Print the listing below exactly.

==== Entries shown

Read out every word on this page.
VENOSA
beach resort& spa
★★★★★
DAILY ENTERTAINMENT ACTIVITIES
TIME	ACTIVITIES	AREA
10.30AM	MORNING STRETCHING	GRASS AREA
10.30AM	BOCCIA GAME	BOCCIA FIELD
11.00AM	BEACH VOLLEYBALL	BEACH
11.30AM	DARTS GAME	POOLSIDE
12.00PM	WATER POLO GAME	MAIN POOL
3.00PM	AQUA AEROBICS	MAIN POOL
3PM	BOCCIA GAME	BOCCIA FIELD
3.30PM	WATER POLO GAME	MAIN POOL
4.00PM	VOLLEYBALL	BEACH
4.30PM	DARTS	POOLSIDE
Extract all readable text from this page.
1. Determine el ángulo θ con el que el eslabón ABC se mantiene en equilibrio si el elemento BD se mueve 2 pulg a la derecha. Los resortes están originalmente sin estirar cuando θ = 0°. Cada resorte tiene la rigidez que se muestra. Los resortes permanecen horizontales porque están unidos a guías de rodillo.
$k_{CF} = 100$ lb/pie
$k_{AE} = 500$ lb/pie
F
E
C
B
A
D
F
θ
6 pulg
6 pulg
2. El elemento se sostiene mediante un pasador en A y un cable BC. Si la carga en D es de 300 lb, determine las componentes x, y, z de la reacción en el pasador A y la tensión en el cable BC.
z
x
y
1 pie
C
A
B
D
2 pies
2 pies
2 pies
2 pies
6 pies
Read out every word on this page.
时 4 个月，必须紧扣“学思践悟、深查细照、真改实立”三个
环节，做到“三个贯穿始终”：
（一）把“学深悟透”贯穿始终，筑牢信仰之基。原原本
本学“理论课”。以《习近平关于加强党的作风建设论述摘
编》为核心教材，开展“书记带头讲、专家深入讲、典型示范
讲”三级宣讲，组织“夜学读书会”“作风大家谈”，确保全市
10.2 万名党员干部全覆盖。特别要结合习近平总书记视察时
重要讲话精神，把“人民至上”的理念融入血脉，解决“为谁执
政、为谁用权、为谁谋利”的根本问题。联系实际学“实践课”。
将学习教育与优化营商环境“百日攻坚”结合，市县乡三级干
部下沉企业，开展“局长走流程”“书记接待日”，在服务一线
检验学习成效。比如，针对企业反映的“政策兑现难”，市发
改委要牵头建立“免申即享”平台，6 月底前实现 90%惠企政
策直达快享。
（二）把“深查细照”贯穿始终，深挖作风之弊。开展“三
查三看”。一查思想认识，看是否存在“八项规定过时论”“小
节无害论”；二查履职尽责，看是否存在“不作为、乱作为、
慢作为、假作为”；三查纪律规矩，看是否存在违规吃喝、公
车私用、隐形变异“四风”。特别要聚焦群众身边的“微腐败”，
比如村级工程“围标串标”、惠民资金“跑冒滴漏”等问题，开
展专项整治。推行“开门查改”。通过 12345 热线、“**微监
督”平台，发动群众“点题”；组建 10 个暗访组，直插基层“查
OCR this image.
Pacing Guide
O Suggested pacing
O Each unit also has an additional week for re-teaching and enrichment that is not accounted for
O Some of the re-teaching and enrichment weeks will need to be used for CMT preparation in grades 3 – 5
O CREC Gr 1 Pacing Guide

========

Response below:
Read out every word on this page.
VENOSA
beach resort& spa
★★★★★
DAILY ENTERTAINMENT ACTIVITIES
TIME	ACTIVITIES	AREA
10.30AM	MORNING STRETCHING	GRASS AREA
10.30AM	BOCCIA GAME	BOCCIA FIELD
11.00AM	BEACH VOLLEYBALL	BEACH
11.30AM	DARTS GAME	POOLSIDE
12.00PM	WATER POLO GAME	MAIN POOL
3.00PM	AQUA AEROBICS	MAIN POOL
3PM	BOCCIA GAME	BOCCIA FIELD
3.30PM	WATER POLO GAME	MAIN POOL
4.00PM	VOLLEYBALL	BEACH
4.30PM	DARTS	POOLSIDE
Extract all readable text from this page.
1. Determine el ángulo θ con el que el eslabón ABC se mantiene en equilibrio si el elemento BD se mueve 2 pulg a la derecha. Los resortes están originalmente sin estirar cuando θ = 0°. Cada resorte tiene la rigidez que se muestra. Los resortes permanecen horizontales porque están unidos a guías de rodillo.
$k_{CF} = 100$ lb/pie
$k_{AE} = 500$ lb/pie
F
E
C
B
A
D
F
θ
6 pulg
6 pulg
2. El elemento se sostiene mediante un pasador en A y un cable BC. Si la carga en D es de 300 lb, determine las componentes x, y, z de la reacción en el pasador A y la tensión en el cable BC.
z
x
y
1 pie
C
A
B
D
2 pies
2 pies
2 pies
2 pies
6 pies
Read out every word on this page.
时 4 个月，必须紧扣“学思践悟、深查细照、真改实立”三个
环节，做到“三个贯穿始终”：
（一）把“学深悟透”贯穿始终，筑牢信仰之基。原原本
本学“理论课”。以《习近平关于加强党的作风建设论述摘
编》为核心教材，开展“书记带头讲、专家深入讲、典型示范
讲”三级宣讲，组织“夜学读书会”“作风大家谈”，确保全市
10.2 万名党员干部全覆盖。特别要结合习近平总书记视察时
重要讲话精神，把“人民至上”的理念融入血脉，解决“为谁执
政、为谁用权、为谁谋利”的根本问题。联系实际学“实践课”。
将学习教育与优化营商环境“百日攻坚”结合，市县乡三级干
部下沉企业，开展“局长走流程”“书记接待日”，在服务一线
检验学习成效。比如，针对企业反映的“政策兑现难”，市发
改委要牵头建立“免申即享”平台，6 月底前实现 90%惠企政
策直达快享。
（二）把“深查细照”贯穿始终，深挖作风之弊。开展“三
查三看”。一查思想认识，看是否存在“八项规定过时论”“小
节无害论”；二查履职尽责，看是否存在“不作为、乱作为、
慢作为、假作为”；三查纪律规矩，看是否存在违规吃喝、公
车私用、隐形变异“四风”。特别要聚焦群众身边的“微腐败”，
比如村级工程“围标串标”、惠民资金“跑冒滴漏”等问题，开
展专项整治。推行“开门查改”。通过 12345 热线、“**微监
督”平台，发动群众“点题”；组建 10 个暗访组，直插基层“查
OCR this image.
Pacing Guide
O Suggested pacing
O Each unit also has an additional week for re-teaching and enrichment that is not accounted for
O Some of the re-teaching and enrichment weeks will need to be used for CMT preparation in grades 3 – 5
O CREC Gr 1 Pacing Guide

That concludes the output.